__INSTRUCTIONS FOR THE TASK__.
Wherever the string "GLTECHNO" appears in the listing, copy that line.

__DATA ENTRIES__.
· · ·
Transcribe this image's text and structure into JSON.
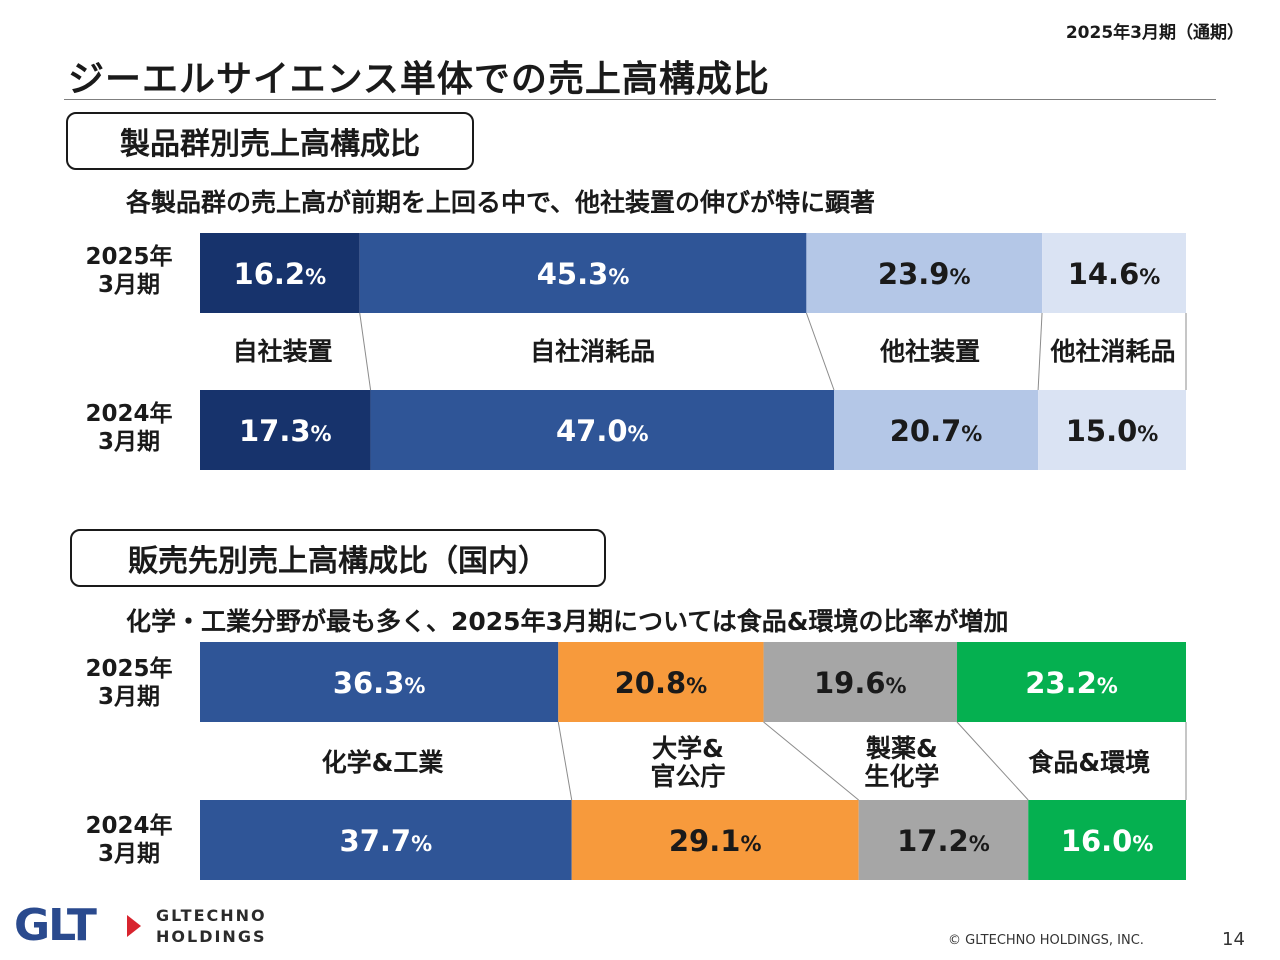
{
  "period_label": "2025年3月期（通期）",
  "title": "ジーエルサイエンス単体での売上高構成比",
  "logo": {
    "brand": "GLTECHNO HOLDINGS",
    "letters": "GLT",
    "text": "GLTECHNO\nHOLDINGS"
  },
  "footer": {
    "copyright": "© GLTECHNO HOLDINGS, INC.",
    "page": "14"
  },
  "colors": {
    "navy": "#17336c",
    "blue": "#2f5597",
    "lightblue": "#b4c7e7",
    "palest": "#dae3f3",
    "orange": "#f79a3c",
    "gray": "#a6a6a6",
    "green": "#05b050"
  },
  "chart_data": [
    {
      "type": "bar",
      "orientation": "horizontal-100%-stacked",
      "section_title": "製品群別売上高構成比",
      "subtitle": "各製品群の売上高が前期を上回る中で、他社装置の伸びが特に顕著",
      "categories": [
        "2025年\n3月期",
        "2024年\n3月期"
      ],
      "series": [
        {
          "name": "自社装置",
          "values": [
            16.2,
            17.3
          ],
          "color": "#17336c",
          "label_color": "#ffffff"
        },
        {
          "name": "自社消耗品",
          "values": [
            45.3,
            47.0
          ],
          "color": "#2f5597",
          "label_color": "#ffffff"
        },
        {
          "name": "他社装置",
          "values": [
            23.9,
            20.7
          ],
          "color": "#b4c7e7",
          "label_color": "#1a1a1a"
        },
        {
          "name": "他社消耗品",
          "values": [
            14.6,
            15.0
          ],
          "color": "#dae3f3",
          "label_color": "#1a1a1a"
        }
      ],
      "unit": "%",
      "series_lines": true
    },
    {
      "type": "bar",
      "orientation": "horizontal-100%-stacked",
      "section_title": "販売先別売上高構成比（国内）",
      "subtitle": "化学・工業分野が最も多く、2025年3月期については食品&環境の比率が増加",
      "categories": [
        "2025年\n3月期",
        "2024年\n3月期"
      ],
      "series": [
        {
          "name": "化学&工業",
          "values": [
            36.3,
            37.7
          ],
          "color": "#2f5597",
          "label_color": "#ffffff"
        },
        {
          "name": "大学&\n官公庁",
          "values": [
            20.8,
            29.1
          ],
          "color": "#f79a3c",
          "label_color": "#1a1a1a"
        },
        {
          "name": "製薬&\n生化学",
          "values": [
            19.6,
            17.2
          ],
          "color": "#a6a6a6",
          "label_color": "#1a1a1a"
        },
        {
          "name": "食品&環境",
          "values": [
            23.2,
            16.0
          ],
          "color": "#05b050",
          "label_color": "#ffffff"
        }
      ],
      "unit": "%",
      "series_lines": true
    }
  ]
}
· · ·
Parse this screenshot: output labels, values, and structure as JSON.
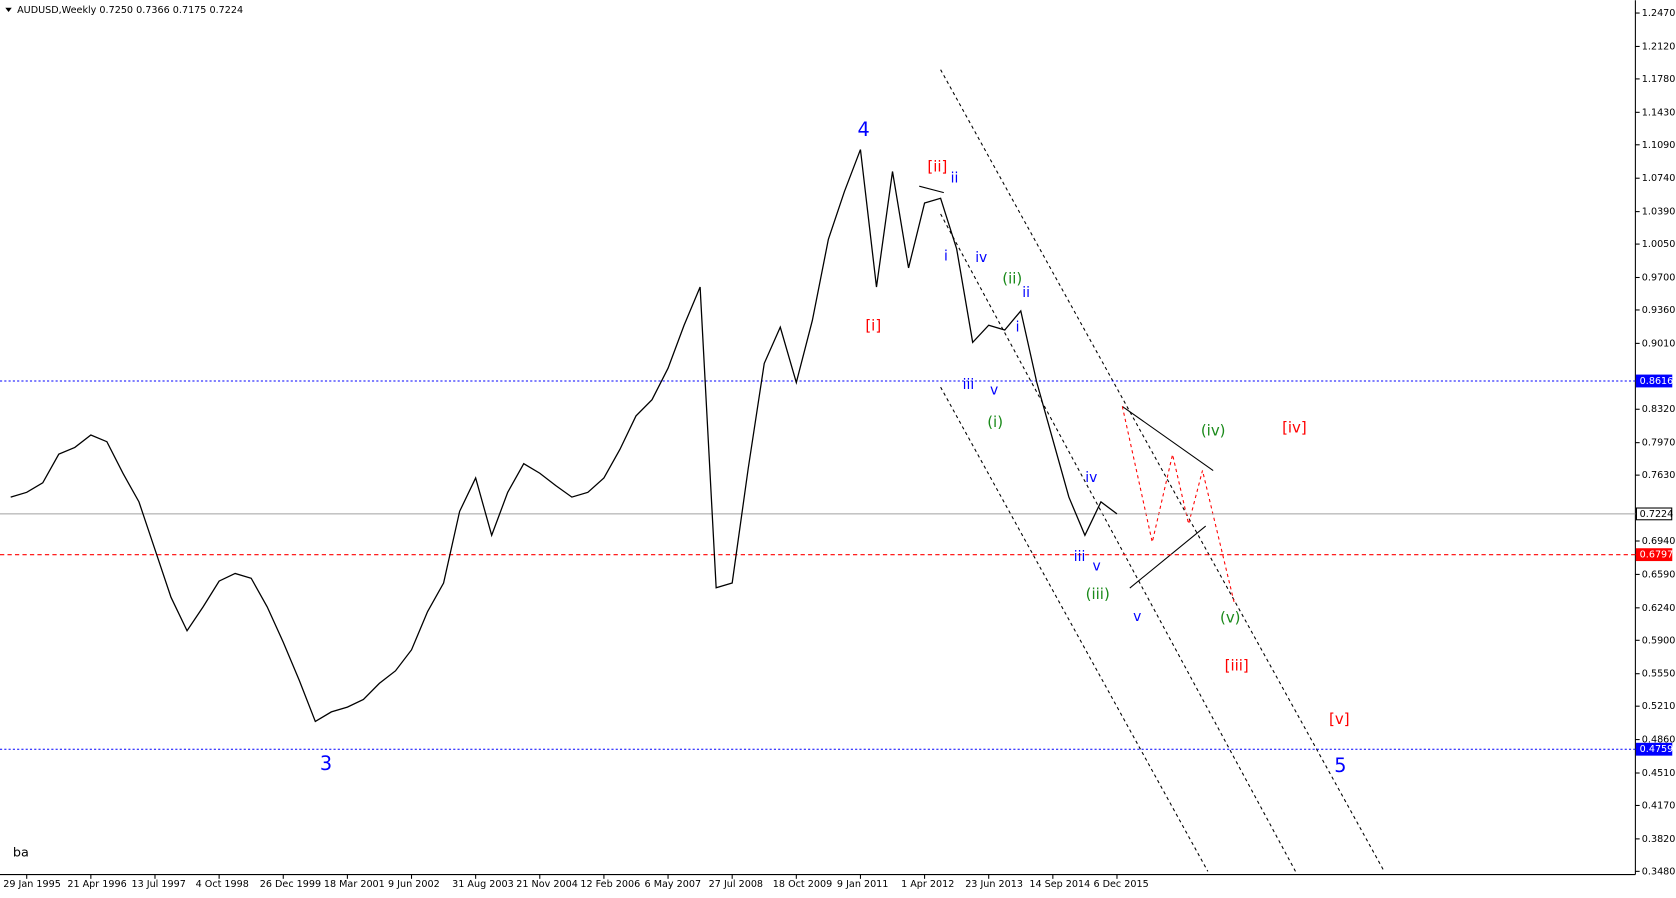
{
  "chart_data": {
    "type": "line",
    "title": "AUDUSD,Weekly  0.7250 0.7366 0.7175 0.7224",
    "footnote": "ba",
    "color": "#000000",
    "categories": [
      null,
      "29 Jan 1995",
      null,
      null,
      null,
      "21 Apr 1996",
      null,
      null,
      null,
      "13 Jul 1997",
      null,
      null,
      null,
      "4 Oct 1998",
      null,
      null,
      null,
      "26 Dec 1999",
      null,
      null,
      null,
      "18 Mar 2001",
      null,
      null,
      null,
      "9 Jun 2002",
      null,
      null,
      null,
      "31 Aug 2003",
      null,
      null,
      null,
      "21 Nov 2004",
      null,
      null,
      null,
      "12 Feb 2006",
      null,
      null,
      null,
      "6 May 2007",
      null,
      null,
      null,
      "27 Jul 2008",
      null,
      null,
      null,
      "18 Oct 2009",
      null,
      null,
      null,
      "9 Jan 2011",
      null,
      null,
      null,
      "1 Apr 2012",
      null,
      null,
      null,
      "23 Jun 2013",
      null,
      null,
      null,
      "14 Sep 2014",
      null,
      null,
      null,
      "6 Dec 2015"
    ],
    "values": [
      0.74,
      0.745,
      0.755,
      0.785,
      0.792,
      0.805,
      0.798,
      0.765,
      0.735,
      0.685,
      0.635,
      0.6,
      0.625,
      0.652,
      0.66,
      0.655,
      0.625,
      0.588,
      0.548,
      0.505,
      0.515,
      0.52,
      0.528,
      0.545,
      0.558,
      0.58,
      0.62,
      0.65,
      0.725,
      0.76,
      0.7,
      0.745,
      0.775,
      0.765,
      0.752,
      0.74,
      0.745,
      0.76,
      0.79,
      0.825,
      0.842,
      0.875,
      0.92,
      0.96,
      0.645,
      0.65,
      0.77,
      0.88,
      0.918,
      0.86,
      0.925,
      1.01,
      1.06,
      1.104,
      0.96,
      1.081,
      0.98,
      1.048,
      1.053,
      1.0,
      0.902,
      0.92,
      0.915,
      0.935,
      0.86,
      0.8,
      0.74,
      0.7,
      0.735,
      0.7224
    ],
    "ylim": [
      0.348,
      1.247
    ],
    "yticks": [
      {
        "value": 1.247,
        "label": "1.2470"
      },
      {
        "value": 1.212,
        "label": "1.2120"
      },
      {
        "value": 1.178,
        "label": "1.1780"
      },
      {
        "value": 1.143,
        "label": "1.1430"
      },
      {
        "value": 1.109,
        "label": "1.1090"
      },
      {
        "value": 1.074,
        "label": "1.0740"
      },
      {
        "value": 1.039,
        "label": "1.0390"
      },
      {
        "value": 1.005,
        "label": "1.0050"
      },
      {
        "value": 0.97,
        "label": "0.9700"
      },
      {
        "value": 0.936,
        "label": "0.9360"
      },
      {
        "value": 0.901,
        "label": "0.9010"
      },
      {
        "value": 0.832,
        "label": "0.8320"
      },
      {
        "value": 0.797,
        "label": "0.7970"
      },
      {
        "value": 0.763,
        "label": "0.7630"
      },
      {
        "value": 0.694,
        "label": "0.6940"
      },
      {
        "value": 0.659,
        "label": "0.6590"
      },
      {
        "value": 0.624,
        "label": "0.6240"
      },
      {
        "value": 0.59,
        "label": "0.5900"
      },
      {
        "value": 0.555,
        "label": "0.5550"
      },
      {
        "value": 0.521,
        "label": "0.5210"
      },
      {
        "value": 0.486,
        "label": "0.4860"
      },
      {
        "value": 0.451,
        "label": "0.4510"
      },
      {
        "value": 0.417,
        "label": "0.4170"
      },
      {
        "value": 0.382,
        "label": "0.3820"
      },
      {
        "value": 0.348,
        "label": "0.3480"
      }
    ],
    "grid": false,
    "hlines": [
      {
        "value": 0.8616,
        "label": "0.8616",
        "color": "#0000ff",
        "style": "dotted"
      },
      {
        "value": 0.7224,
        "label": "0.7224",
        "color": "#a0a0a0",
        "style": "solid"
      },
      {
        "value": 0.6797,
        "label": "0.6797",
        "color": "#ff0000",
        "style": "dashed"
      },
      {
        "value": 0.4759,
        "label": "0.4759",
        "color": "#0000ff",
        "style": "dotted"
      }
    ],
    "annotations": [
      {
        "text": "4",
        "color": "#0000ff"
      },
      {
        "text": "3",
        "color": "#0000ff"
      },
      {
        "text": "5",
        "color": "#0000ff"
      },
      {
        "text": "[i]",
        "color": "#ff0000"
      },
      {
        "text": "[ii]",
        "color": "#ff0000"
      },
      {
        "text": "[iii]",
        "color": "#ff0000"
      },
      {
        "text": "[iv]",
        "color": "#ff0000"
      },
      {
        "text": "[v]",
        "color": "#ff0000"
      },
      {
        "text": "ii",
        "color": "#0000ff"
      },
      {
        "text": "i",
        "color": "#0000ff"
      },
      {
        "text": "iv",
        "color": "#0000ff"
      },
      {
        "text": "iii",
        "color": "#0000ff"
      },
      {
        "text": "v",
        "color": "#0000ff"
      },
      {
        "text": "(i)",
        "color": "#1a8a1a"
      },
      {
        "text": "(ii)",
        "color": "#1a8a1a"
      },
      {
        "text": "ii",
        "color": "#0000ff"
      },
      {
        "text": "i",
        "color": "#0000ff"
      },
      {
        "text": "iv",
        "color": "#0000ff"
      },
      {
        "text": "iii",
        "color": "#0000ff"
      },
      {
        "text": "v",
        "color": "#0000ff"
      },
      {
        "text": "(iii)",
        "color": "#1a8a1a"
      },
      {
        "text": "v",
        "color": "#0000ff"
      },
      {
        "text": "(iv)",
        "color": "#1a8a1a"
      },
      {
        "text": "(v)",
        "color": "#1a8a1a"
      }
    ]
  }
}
· · ·
__SOLUTION TO THIS PROBLEM__.
    "brand": "GLTECHNO HOLDINGS",
    "text": "GLTECHNO\nHOLDINGS"
    "copyright": "© GLTECHNO HOLDINGS, INC.",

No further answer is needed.